[Task description] Reproduce all the lines below exactly and omit the images.

[Records for the task]
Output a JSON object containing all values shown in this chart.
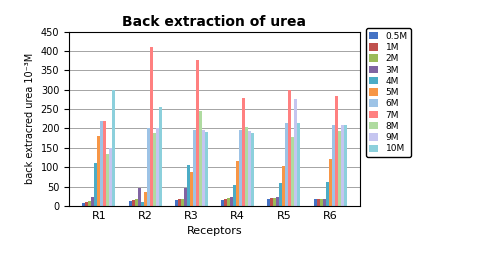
{
  "title": "Back extraction of urea",
  "xlabel": "Receptors",
  "ylabel": "back extracred urea 10⁻³M",
  "receptors": [
    "R1",
    "R2",
    "R3",
    "R4",
    "R5",
    "R6"
  ],
  "concentrations": [
    "0.5M",
    "1M",
    "2M",
    "3M",
    "4M",
    "5M",
    "6M",
    "7M",
    "8M",
    "9M",
    "10M"
  ],
  "colors": [
    "#4472C4",
    "#C0504D",
    "#9BBB59",
    "#8064A2",
    "#4BACC6",
    "#F79646",
    "#9DC3E6",
    "#FF8080",
    "#AFDBA0",
    "#C5C5F0",
    "#8CD0DC"
  ],
  "data": {
    "0.5M": [
      8,
      12,
      15,
      15,
      18,
      18
    ],
    "1M": [
      10,
      15,
      18,
      18,
      20,
      18
    ],
    "2M": [
      12,
      18,
      18,
      20,
      20,
      18
    ],
    "3M": [
      22,
      45,
      45,
      22,
      22,
      18
    ],
    "4M": [
      110,
      10,
      105,
      55,
      58,
      63
    ],
    "5M": [
      180,
      37,
      88,
      115,
      103,
      122
    ],
    "6M": [
      220,
      200,
      195,
      195,
      215,
      210
    ],
    "7M": [
      220,
      410,
      378,
      280,
      300,
      285
    ],
    "8M": [
      133,
      188,
      245,
      204,
      178,
      193
    ],
    "9M": [
      150,
      200,
      195,
      193,
      275,
      210
    ],
    "10M": [
      300,
      255,
      192,
      188,
      215,
      210
    ]
  },
  "ylim": [
    0,
    450
  ],
  "yticks": [
    0,
    50,
    100,
    150,
    200,
    250,
    300,
    350,
    400,
    450
  ],
  "figsize": [
    4.93,
    2.64
  ],
  "dpi": 100
}
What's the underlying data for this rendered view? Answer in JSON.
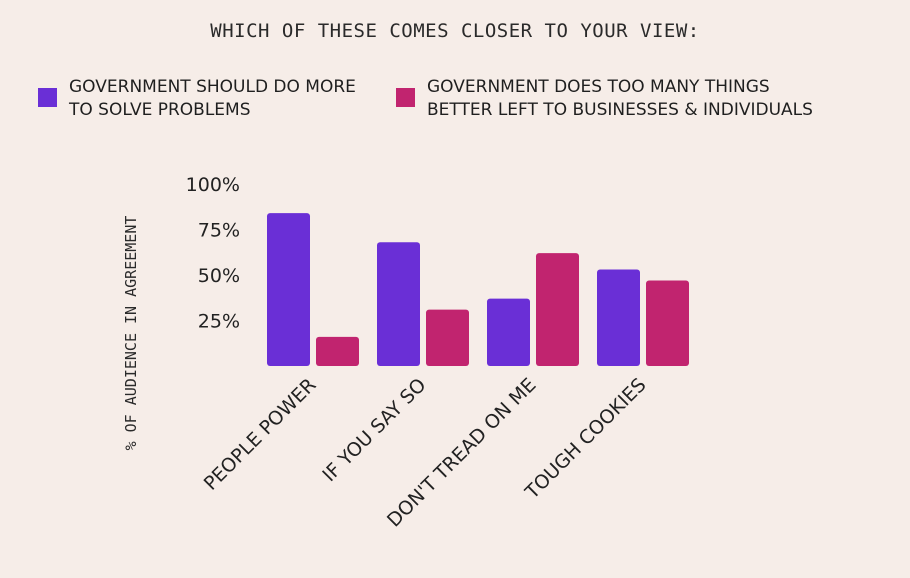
{
  "colors": {
    "background": "#f6ede8",
    "series_1": "#6a2fd6",
    "series_2": "#c1246f"
  },
  "chart_data": {
    "type": "bar",
    "title": "WHICH OF THESE COMES CLOSER TO YOUR VIEW:",
    "ylabel": "% OF AUDIENCE IN AGREEMENT",
    "xlabel": "",
    "categories": [
      "PEOPLE POWER",
      "IF YOU SAY SO",
      "DON'T TREAD ON ME",
      "TOUGH COOKIES"
    ],
    "series": [
      {
        "name": "GOVERNMENT SHOULD DO MORE\nTO SOLVE PROBLEMS",
        "color": "#6a2fd6",
        "values": [
          84,
          68,
          37,
          53
        ]
      },
      {
        "name": "GOVERNMENT DOES TOO MANY THINGS\nBETTER LEFT TO BUSINESSES & INDIVIDUALS",
        "color": "#c1246f",
        "values": [
          16,
          31,
          62,
          47
        ]
      }
    ],
    "ylim": [
      0,
      100
    ],
    "yticks": [
      25,
      50,
      75,
      100
    ],
    "ytick_labels": [
      "25%",
      "50%",
      "75%",
      "100%"
    ],
    "legend_position": "top",
    "grid": false
  }
}
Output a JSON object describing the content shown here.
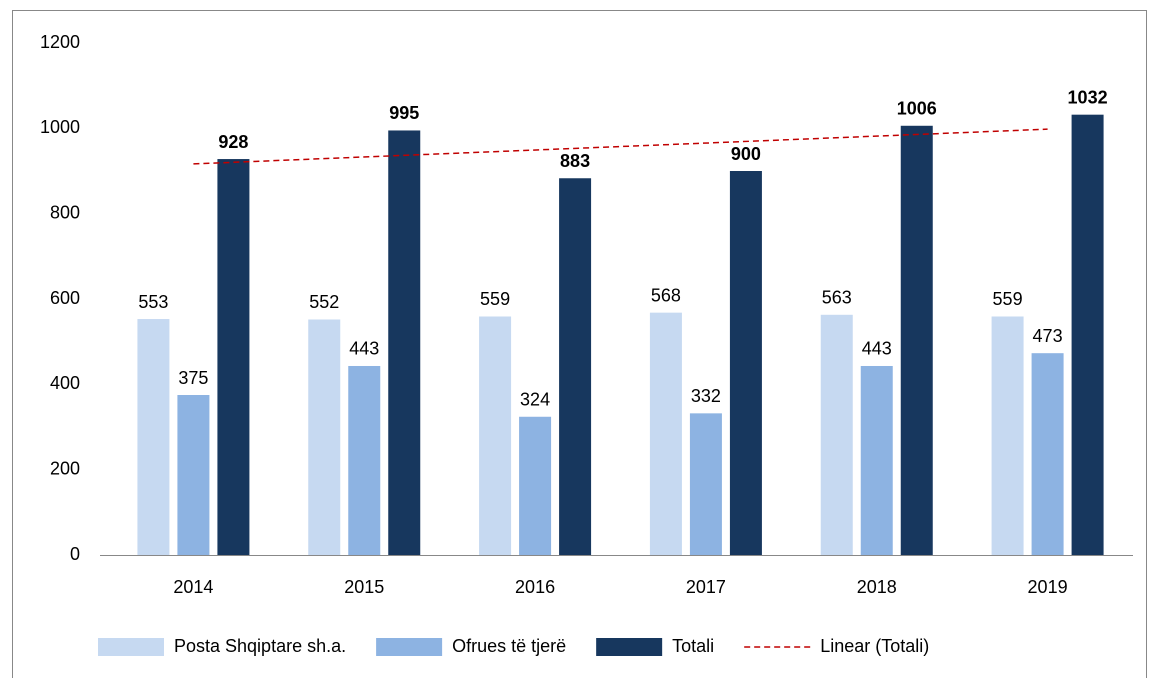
{
  "chart_data": {
    "type": "bar",
    "categories": [
      "2014",
      "2015",
      "2016",
      "2017",
      "2018",
      "2019"
    ],
    "series": [
      {
        "name": "Posta Shqiptare sh.a.",
        "color": "#c6d9f1",
        "values": [
          553,
          552,
          559,
          568,
          563,
          559
        ]
      },
      {
        "name": "Ofrues të tjerë",
        "color": "#8db3e2",
        "values": [
          375,
          443,
          324,
          332,
          443,
          473
        ]
      },
      {
        "name": "Totali",
        "color": "#17375e",
        "values": [
          928,
          995,
          883,
          900,
          1006,
          1032
        ]
      }
    ],
    "trendline": {
      "name": "Linear (Totali)",
      "color": "#c00000"
    },
    "ylim": [
      0,
      1200
    ],
    "yticks": [
      0,
      200,
      400,
      600,
      800,
      1000,
      1200
    ],
    "grid": false
  }
}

[Written solution]
Output a JSON object containing all values shown in this chart.
{
  "title": "Back extraction of urea",
  "xlabel": "Receptors",
  "ylabel": "back extracred urea 10⁻³M",
  "receptors": [
    "R1",
    "R2",
    "R3",
    "R4",
    "R5",
    "R6"
  ],
  "concentrations": [
    "0.5M",
    "1M",
    "2M",
    "3M",
    "4M",
    "5M",
    "6M",
    "7M",
    "8M",
    "9M",
    "10M"
  ],
  "colors": [
    "#4472C4",
    "#C0504D",
    "#9BBB59",
    "#8064A2",
    "#4BACC6",
    "#F79646",
    "#9DC3E6",
    "#FF8080",
    "#AFDBA0",
    "#C5C5F0",
    "#8CD0DC"
  ],
  "data": {
    "0.5M": [
      8,
      12,
      15,
      15,
      18,
      18
    ],
    "1M": [
      10,
      15,
      18,
      18,
      20,
      18
    ],
    "2M": [
      12,
      18,
      18,
      20,
      20,
      18
    ],
    "3M": [
      22,
      45,
      45,
      22,
      22,
      18
    ],
    "4M": [
      110,
      10,
      105,
      55,
      58,
      63
    ],
    "5M": [
      180,
      37,
      88,
      115,
      103,
      122
    ],
    "6M": [
      220,
      200,
      195,
      195,
      215,
      210
    ],
    "7M": [
      220,
      410,
      378,
      280,
      300,
      285
    ],
    "8M": [
      133,
      188,
      245,
      204,
      178,
      193
    ],
    "9M": [
      150,
      200,
      195,
      193,
      275,
      210
    ],
    "10M": [
      300,
      255,
      192,
      188,
      215,
      210
    ]
  },
  "ylim": [
    0,
    450
  ],
  "yticks": [
    0,
    50,
    100,
    150,
    200,
    250,
    300,
    350,
    400,
    450
  ],
  "figsize": [
    4.93,
    2.64
  ],
  "dpi": 100
}
What's the underlying data for this rendered view? Answer in JSON.
{
  "colors": {
    "background": "#f6ede8",
    "series_1": "#6a2fd6",
    "series_2": "#c1246f"
  },
  "chart_data": {
    "type": "bar",
    "title": "WHICH OF THESE COMES CLOSER TO YOUR VIEW:",
    "ylabel": "% OF AUDIENCE IN AGREEMENT",
    "xlabel": "",
    "categories": [
      "PEOPLE POWER",
      "IF YOU SAY SO",
      "DON'T TREAD ON ME",
      "TOUGH COOKIES"
    ],
    "series": [
      {
        "name": "GOVERNMENT SHOULD DO MORE\nTO SOLVE PROBLEMS",
        "color": "#6a2fd6",
        "values": [
          84,
          68,
          37,
          53
        ]
      },
      {
        "name": "GOVERNMENT DOES TOO MANY THINGS\nBETTER LEFT TO BUSINESSES & INDIVIDUALS",
        "color": "#c1246f",
        "values": [
          16,
          31,
          62,
          47
        ]
      }
    ],
    "ylim": [
      0,
      100
    ],
    "yticks": [
      25,
      50,
      75,
      100
    ],
    "ytick_labels": [
      "25%",
      "50%",
      "75%",
      "100%"
    ],
    "legend_position": "top",
    "grid": false
  }
}
Output a JSON object describing the content shown here.
{
  "chart_data": {
    "type": "bar",
    "categories": [
      "2014",
      "2015",
      "2016",
      "2017",
      "2018",
      "2019"
    ],
    "series": [
      {
        "name": "Posta Shqiptare sh.a.",
        "color": "#c6d9f1",
        "values": [
          553,
          552,
          559,
          568,
          563,
          559
        ]
      },
      {
        "name": "Ofrues të tjerë",
        "color": "#8db3e2",
        "values": [
          375,
          443,
          324,
          332,
          443,
          473
        ]
      },
      {
        "name": "Totali",
        "color": "#17375e",
        "values": [
          928,
          995,
          883,
          900,
          1006,
          1032
        ]
      }
    ],
    "trendline": {
      "name": "Linear (Totali)",
      "color": "#c00000"
    },
    "ylim": [
      0,
      1200
    ],
    "yticks": [
      0,
      200,
      400,
      600,
      800,
      1000,
      1200
    ],
    "grid": false
  }
}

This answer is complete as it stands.